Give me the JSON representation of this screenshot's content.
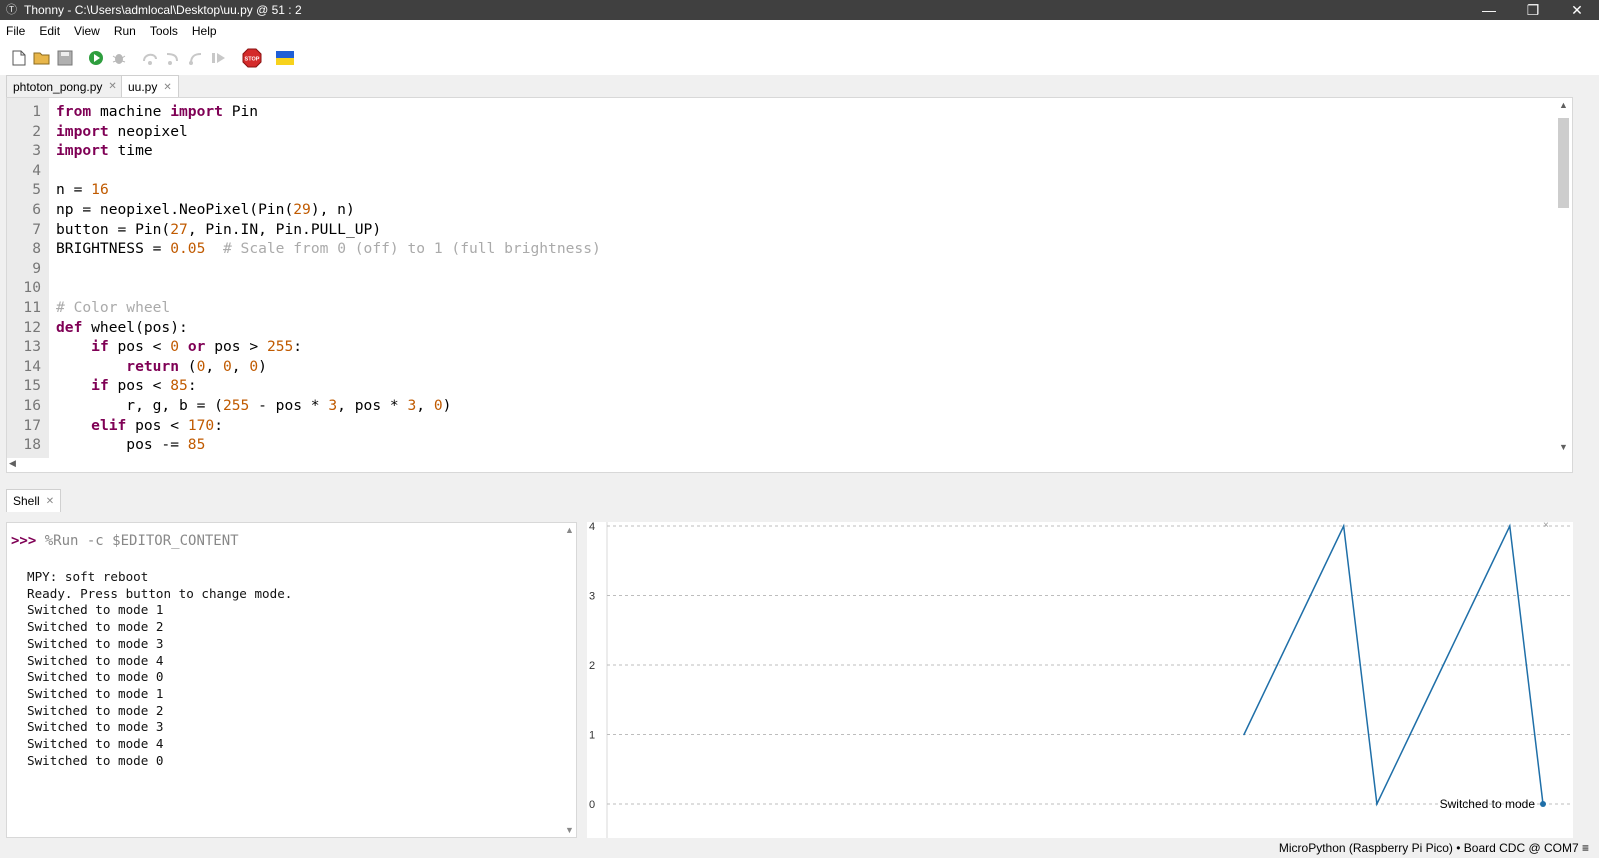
{
  "window": {
    "title": "Thonny  -  C:\\Users\\admlocal\\Desktop\\uu.py  @  51 : 2",
    "app_icon": "thonny-icon",
    "controls": [
      "minimize-icon",
      "restore-icon",
      "close-icon"
    ]
  },
  "menu": [
    "File",
    "Edit",
    "View",
    "Run",
    "Tools",
    "Help"
  ],
  "toolbar": {
    "buttons": [
      "new-file-icon",
      "open-folder-icon",
      "save-icon",
      "run-icon",
      "debug-icon",
      "step-over-icon",
      "step-into-icon",
      "step-out-icon",
      "resume-icon",
      "stop-icon",
      "ukraine-flag-icon"
    ],
    "stop_label": "STOP"
  },
  "tabs": [
    {
      "label": "phtoton_pong.py",
      "active": false
    },
    {
      "label": "uu.py",
      "active": true
    }
  ],
  "editor": {
    "lines": [
      {
        "n": "1",
        "code": "from machine import Pin"
      },
      {
        "n": "2",
        "code": "import neopixel"
      },
      {
        "n": "3",
        "code": "import time"
      },
      {
        "n": "4",
        "code": ""
      },
      {
        "n": "5",
        "code": "n = 16"
      },
      {
        "n": "6",
        "code": "np = neopixel.NeoPixel(Pin(29), n)"
      },
      {
        "n": "7",
        "code": "button = Pin(27, Pin.IN, Pin.PULL_UP)"
      },
      {
        "n": "8",
        "code": "BRIGHTNESS = 0.05  # Scale from 0 (off) to 1 (full brightness)"
      },
      {
        "n": "9",
        "code": ""
      },
      {
        "n": "10",
        "code": ""
      },
      {
        "n": "11",
        "code": "# Color wheel"
      },
      {
        "n": "12",
        "code": "def wheel(pos):"
      },
      {
        "n": "13",
        "code": "    if pos < 0 or pos > 255:"
      },
      {
        "n": "14",
        "code": "        return (0, 0, 0)"
      },
      {
        "n": "15",
        "code": "    if pos < 85:"
      },
      {
        "n": "16",
        "code": "        r, g, b = (255 - pos * 3, pos * 3, 0)"
      },
      {
        "n": "17",
        "code": "    elif pos < 170:"
      },
      {
        "n": "18",
        "code": "        pos -= 85"
      }
    ]
  },
  "shell": {
    "tab_label": "Shell",
    "prompt": ">>>",
    "command": "%Run -c $EDITOR_CONTENT",
    "output": [
      "MPY: soft reboot",
      "Ready. Press button to change mode.",
      "Switched to mode 1",
      "Switched to mode 2",
      "Switched to mode 3",
      "Switched to mode 4",
      "Switched to mode 0",
      "Switched to mode 1",
      "Switched to mode 2",
      "Switched to mode 3",
      "Switched to mode 4",
      "Switched to mode 0"
    ]
  },
  "chart_data": {
    "type": "line",
    "yticks": [
      "0",
      "1",
      "2",
      "3",
      "4"
    ],
    "ylim": [
      0,
      4
    ],
    "grid": true,
    "legend": "bottom-right",
    "series": [
      {
        "name": "Switched to mode",
        "color": "#1f6fa8",
        "values": [
          1,
          2,
          3,
          4,
          0,
          1,
          2,
          3,
          4,
          0
        ]
      }
    ]
  },
  "status": {
    "text": "MicroPython (Raspberry Pi Pico)  •  Board CDC @ COM7  ≡"
  }
}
※
Given task - List the lines of the records where "from" occurs.

Task result -
        "code": "from machine import Pin"
        "code": "BRIGHTNESS = 0.05  # Scale from 0 (off) to 1 (full brightness)"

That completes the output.